Material provided
======

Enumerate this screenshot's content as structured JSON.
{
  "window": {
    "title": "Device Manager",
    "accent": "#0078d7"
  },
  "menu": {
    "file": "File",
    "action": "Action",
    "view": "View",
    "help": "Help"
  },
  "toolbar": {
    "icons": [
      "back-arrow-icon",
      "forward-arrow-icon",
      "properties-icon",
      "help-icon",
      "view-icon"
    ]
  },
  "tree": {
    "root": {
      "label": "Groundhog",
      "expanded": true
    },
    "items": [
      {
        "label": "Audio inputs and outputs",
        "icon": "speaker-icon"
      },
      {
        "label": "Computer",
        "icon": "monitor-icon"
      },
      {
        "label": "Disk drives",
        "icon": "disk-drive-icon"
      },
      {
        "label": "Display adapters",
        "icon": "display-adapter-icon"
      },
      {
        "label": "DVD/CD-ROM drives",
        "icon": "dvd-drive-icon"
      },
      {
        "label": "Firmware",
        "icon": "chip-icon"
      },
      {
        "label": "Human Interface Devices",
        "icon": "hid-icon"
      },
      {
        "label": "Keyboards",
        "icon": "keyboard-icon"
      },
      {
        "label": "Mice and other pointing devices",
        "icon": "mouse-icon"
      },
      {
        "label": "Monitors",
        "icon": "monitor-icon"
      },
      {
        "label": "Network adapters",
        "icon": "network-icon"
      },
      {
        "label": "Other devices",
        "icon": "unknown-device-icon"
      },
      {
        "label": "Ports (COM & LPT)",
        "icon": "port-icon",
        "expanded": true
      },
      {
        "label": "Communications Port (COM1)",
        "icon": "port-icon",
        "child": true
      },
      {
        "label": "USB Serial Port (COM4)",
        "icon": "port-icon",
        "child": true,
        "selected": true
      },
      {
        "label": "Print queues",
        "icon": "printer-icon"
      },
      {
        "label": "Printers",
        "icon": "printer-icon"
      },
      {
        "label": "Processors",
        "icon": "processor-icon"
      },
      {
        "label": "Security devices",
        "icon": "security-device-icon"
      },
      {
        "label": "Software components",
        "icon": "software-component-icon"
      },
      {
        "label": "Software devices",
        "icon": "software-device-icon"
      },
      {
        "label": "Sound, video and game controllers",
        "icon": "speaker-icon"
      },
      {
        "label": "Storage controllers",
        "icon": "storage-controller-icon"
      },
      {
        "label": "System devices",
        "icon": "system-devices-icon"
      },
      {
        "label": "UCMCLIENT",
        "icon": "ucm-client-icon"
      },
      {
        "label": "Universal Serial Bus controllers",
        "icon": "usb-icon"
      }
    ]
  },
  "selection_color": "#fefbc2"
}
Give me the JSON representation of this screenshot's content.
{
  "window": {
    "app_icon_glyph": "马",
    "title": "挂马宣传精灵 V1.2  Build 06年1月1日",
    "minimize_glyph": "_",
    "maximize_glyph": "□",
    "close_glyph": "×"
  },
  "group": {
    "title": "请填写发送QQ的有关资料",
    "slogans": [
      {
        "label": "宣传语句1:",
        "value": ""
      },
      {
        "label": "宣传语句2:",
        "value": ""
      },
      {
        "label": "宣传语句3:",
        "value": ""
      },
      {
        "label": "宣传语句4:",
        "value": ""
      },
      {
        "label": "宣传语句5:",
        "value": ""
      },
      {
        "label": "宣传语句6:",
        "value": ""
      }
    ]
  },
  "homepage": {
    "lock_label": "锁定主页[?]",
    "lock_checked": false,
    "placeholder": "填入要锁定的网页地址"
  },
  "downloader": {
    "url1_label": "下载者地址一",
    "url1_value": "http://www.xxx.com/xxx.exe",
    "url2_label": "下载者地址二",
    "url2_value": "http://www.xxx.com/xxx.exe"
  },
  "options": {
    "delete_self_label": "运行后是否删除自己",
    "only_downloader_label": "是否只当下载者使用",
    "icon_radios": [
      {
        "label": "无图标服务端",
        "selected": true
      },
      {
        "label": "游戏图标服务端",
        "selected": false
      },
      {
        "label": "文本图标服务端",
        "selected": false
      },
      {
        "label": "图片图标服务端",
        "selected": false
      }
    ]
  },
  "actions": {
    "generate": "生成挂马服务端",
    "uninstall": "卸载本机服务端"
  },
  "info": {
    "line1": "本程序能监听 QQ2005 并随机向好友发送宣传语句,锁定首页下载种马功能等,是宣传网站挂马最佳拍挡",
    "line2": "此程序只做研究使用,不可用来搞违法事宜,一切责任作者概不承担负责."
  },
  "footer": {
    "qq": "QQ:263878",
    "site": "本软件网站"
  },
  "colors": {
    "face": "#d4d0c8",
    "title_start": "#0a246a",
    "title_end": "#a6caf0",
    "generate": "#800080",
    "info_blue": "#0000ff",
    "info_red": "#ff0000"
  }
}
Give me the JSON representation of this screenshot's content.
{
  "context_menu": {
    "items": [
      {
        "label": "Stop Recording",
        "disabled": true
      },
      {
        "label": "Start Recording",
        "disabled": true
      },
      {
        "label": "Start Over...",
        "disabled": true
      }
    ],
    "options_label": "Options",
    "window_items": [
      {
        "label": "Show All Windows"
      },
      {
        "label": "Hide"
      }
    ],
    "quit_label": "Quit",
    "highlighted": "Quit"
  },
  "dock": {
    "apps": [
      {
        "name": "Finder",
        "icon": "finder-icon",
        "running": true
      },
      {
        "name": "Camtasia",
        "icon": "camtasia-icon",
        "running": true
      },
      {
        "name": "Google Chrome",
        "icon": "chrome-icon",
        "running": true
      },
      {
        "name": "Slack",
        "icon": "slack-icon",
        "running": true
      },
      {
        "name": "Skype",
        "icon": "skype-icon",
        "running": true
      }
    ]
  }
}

======

Given task
Your task is to give the records above again, exactly.

Task answer
Enumerate this screenshot's content as structured JSON.
{
  "window": {
    "title": "Device Manager",
    "accent": "#0078d7"
  },
  "menu": {
    "file": "File",
    "action": "Action",
    "view": "View",
    "help": "Help"
  },
  "toolbar": {
    "icons": [
      "back-arrow-icon",
      "forward-arrow-icon",
      "properties-icon",
      "help-icon",
      "view-icon"
    ]
  },
  "tree": {
    "root": {
      "label": "Groundhog",
      "expanded": true
    },
    "items": [
      {
        "label": "Audio inputs and outputs",
        "icon": "speaker-icon"
      },
      {
        "label": "Computer",
        "icon": "monitor-icon"
      },
      {
        "label": "Disk drives",
        "icon": "disk-drive-icon"
      },
      {
        "label": "Display adapters",
        "icon": "display-adapter-icon"
      },
      {
        "label": "DVD/CD-ROM drives",
        "icon": "dvd-drive-icon"
      },
      {
        "label": "Firmware",
        "icon": "chip-icon"
      },
      {
        "label": "Human Interface Devices",
        "icon": "hid-icon"
      },
      {
        "label": "Keyboards",
        "icon": "keyboard-icon"
      },
      {
        "label": "Mice and other pointing devices",
        "icon": "mouse-icon"
      },
      {
        "label": "Monitors",
        "icon": "monitor-icon"
      },
      {
        "label": "Network adapters",
        "icon": "network-icon"
      },
      {
        "label": "Other devices",
        "icon": "unknown-device-icon"
      },
      {
        "label": "Ports (COM & LPT)",
        "icon": "port-icon",
        "expanded": true
      },
      {
        "label": "Communications Port (COM1)",
        "icon": "port-icon",
        "child": true
      },
      {
        "label": "USB Serial Port (COM4)",
        "icon": "port-icon",
        "child": true,
        "selected": true
      },
      {
        "label": "Print queues",
        "icon": "printer-icon"
      },
      {
        "label": "Printers",
        "icon": "printer-icon"
      },
      {
        "label": "Processors",
        "icon": "processor-icon"
      },
      {
        "label": "Security devices",
        "icon": "security-device-icon"
      },
      {
        "label": "Software components",
        "icon": "software-component-icon"
      },
      {
        "label": "Software devices",
        "icon": "software-device-icon"
      },
      {
        "label": "Sound, video and game controllers",
        "icon": "speaker-icon"
      },
      {
        "label": "Storage controllers",
        "icon": "storage-controller-icon"
      },
      {
        "label": "System devices",
        "icon": "system-devices-icon"
      },
      {
        "label": "UCMCLIENT",
        "icon": "ucm-client-icon"
      },
      {
        "label": "Universal Serial Bus controllers",
        "icon": "usb-icon"
      }
    ]
  },
  "selection_color": "#fefbc2"
}
Give me the JSON representation of this screenshot's content.
{
  "window": {
    "app_icon_glyph": "马",
    "title": "挂马宣传精灵 V1.2  Build 06年1月1日",
    "minimize_glyph": "_",
    "maximize_glyph": "□",
    "close_glyph": "×"
  },
  "group": {
    "title": "请填写发送QQ的有关资料",
    "slogans": [
      {
        "label": "宣传语句1:",
        "value": ""
      },
      {
        "label": "宣传语句2:",
        "value": ""
      },
      {
        "label": "宣传语句3:",
        "value": ""
      },
      {
        "label": "宣传语句4:",
        "value": ""
      },
      {
        "label": "宣传语句5:",
        "value": ""
      },
      {
        "label": "宣传语句6:",
        "value": ""
      }
    ]
  },
  "homepage": {
    "lock_label": "锁定主页[?]",
    "lock_checked": false,
    "placeholder": "填入要锁定的网页地址"
  },
  "downloader": {
    "url1_label": "下载者地址一",
    "url1_value": "http://www.xxx.com/xxx.exe",
    "url2_label": "下载者地址二",
    "url2_value": "http://www.xxx.com/xxx.exe"
  },
  "options": {
    "delete_self_label": "运行后是否删除自己",
    "only_downloader_label": "是否只当下载者使用",
    "icon_radios": [
      {
        "label": "无图标服务端",
        "selected": true
      },
      {
        "label": "游戏图标服务端",
        "selected": false
      },
      {
        "label": "文本图标服务端",
        "selected": false
      },
      {
        "label": "图片图标服务端",
        "selected": false
      }
    ]
  },
  "actions": {
    "generate": "生成挂马服务端",
    "uninstall": "卸载本机服务端"
  },
  "info": {
    "line1": "本程序能监听 QQ2005 并随机向好友发送宣传语句,锁定首页下载种马功能等,是宣传网站挂马最佳拍挡",
    "line2": "此程序只做研究使用,不可用来搞违法事宜,一切责任作者概不承担负责."
  },
  "footer": {
    "qq": "QQ:263878",
    "site": "本软件网站"
  },
  "colors": {
    "face": "#d4d0c8",
    "title_start": "#0a246a",
    "title_end": "#a6caf0",
    "generate": "#800080",
    "info_blue": "#0000ff",
    "info_red": "#ff0000"
  }
}
Give me the JSON representation of this screenshot's content.
{
  "context_menu": {
    "items": [
      {
        "label": "Stop Recording",
        "disabled": true
      },
      {
        "label": "Start Recording",
        "disabled": true
      },
      {
        "label": "Start Over...",
        "disabled": true
      }
    ],
    "options_label": "Options",
    "window_items": [
      {
        "label": "Show All Windows"
      },
      {
        "label": "Hide"
      }
    ],
    "quit_label": "Quit",
    "highlighted": "Quit"
  },
  "dock": {
    "apps": [
      {
        "name": "Finder",
        "icon": "finder-icon",
        "running": true
      },
      {
        "name": "Camtasia",
        "icon": "camtasia-icon",
        "running": true
      },
      {
        "name": "Google Chrome",
        "icon": "chrome-icon",
        "running": true
      },
      {
        "name": "Slack",
        "icon": "slack-icon",
        "running": true
      },
      {
        "name": "Skype",
        "icon": "skype-icon",
        "running": true
      }
    ]
  }
}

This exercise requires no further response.